Figure record extracts
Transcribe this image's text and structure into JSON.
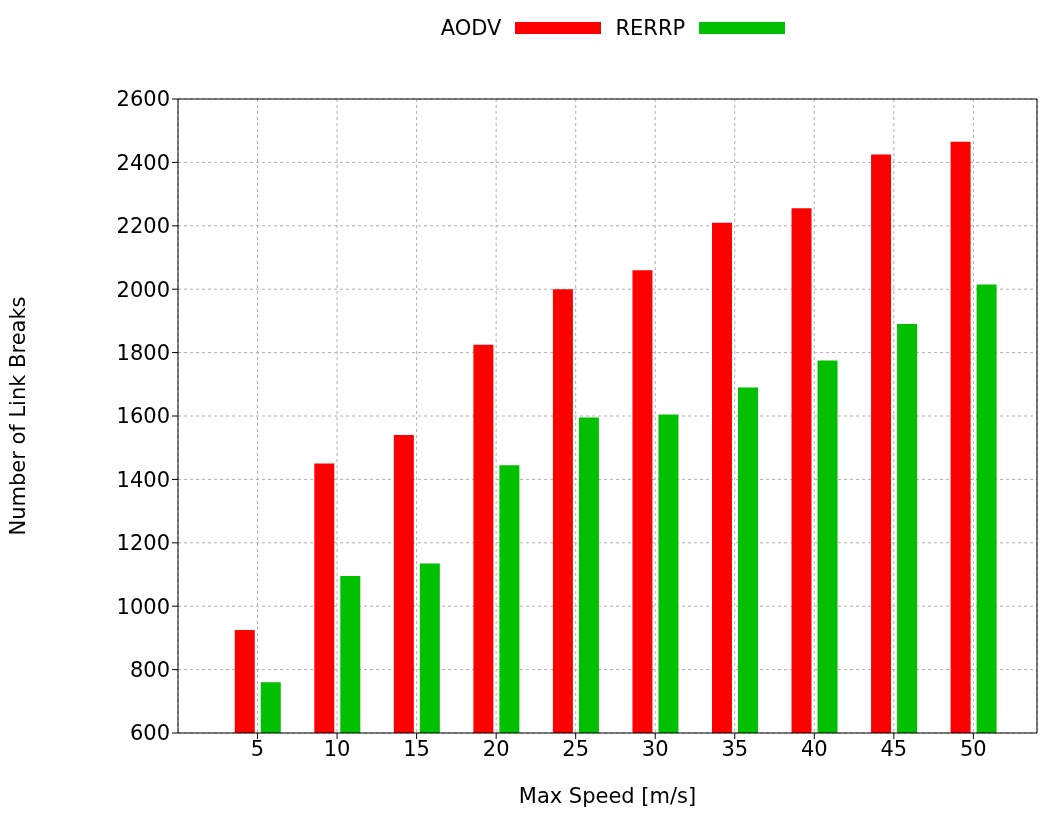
{
  "chart_data": {
    "type": "bar",
    "xlabel": "Max Speed [m/s]",
    "ylabel": "Number of Link Breaks",
    "x": [
      5,
      10,
      15,
      20,
      25,
      30,
      35,
      40,
      45,
      50
    ],
    "series": [
      {
        "name": "AODV",
        "color": "#ff0000",
        "values": [
          925,
          1450,
          1540,
          1825,
          2000,
          2060,
          2210,
          2255,
          2425,
          2465
        ]
      },
      {
        "name": "RERRP",
        "color": "#00c000",
        "values": [
          760,
          1095,
          1135,
          1445,
          1595,
          1605,
          1690,
          1775,
          1890,
          2015
        ]
      }
    ],
    "xlim": [
      0,
      54
    ],
    "xticks": [
      5,
      10,
      15,
      20,
      25,
      30,
      35,
      40,
      45,
      50
    ],
    "ylim": [
      600,
      2600
    ],
    "yticks": [
      600,
      800,
      1000,
      1200,
      1400,
      1600,
      1800,
      2000,
      2200,
      2400,
      2600
    ],
    "grid": true,
    "legend": "top"
  }
}
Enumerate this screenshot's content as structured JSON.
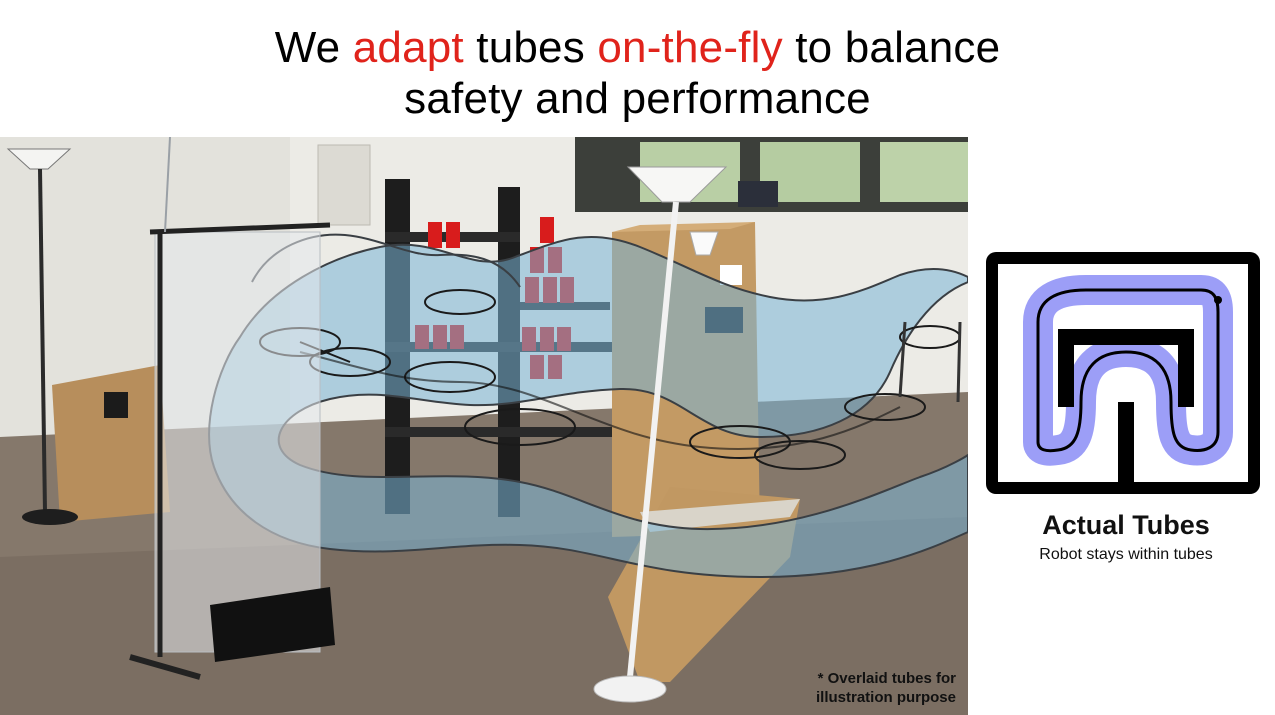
{
  "slide": {
    "title_parts": {
      "p1": "We ",
      "h1": "adapt",
      "p2": " tubes ",
      "h2": "on-the-fly",
      "p3": " to balance",
      "line2": "safety and performance"
    },
    "highlight_color": "#e0231b",
    "photo_note_line1": "* Overlaid tubes for",
    "photo_note_line2": "illustration purpose",
    "panel_title": "Actual Tubes",
    "panel_subtitle": "Robot stays within tubes",
    "tube_color": "#7ab4d6",
    "map_tube_color": "#4a4ef0",
    "icons": [
      "quadrotor-drone",
      "floor-lamp",
      "red-cup-stack"
    ]
  }
}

**TASK OBJECTIVE:**
Pictures don't belong in the copy. Transcribe every record exactly as it appears.

**EXERCISE ANSWER:**
Transcribe this image's text and structure into JSON.
{
  "chart_data": {
    "type": "bar",
    "xlabel": "Max Speed [m/s]",
    "ylabel": "Number of Link Breaks",
    "x": [
      5,
      10,
      15,
      20,
      25,
      30,
      35,
      40,
      45,
      50
    ],
    "series": [
      {
        "name": "AODV",
        "color": "#ff0000",
        "values": [
          925,
          1450,
          1540,
          1825,
          2000,
          2060,
          2210,
          2255,
          2425,
          2465
        ]
      },
      {
        "name": "RERRP",
        "color": "#00c000",
        "values": [
          760,
          1095,
          1135,
          1445,
          1595,
          1605,
          1690,
          1775,
          1890,
          2015
        ]
      }
    ],
    "xlim": [
      0,
      54
    ],
    "xticks": [
      5,
      10,
      15,
      20,
      25,
      30,
      35,
      40,
      45,
      50
    ],
    "ylim": [
      600,
      2600
    ],
    "yticks": [
      600,
      800,
      1000,
      1200,
      1400,
      1600,
      1800,
      2000,
      2200,
      2400,
      2600
    ],
    "grid": true,
    "legend": "top"
  }
}
Enumerate this screenshot's content as structured JSON.
{
  "slide": {
    "title_parts": {
      "p1": "We ",
      "h1": "adapt",
      "p2": " tubes ",
      "h2": "on-the-fly",
      "p3": " to balance",
      "line2": "safety and performance"
    },
    "highlight_color": "#e0231b",
    "photo_note_line1": "* Overlaid tubes for",
    "photo_note_line2": "illustration purpose",
    "panel_title": "Actual Tubes",
    "panel_subtitle": "Robot stays within tubes",
    "tube_color": "#7ab4d6",
    "map_tube_color": "#4a4ef0",
    "icons": [
      "quadrotor-drone",
      "floor-lamp",
      "red-cup-stack"
    ]
  }
}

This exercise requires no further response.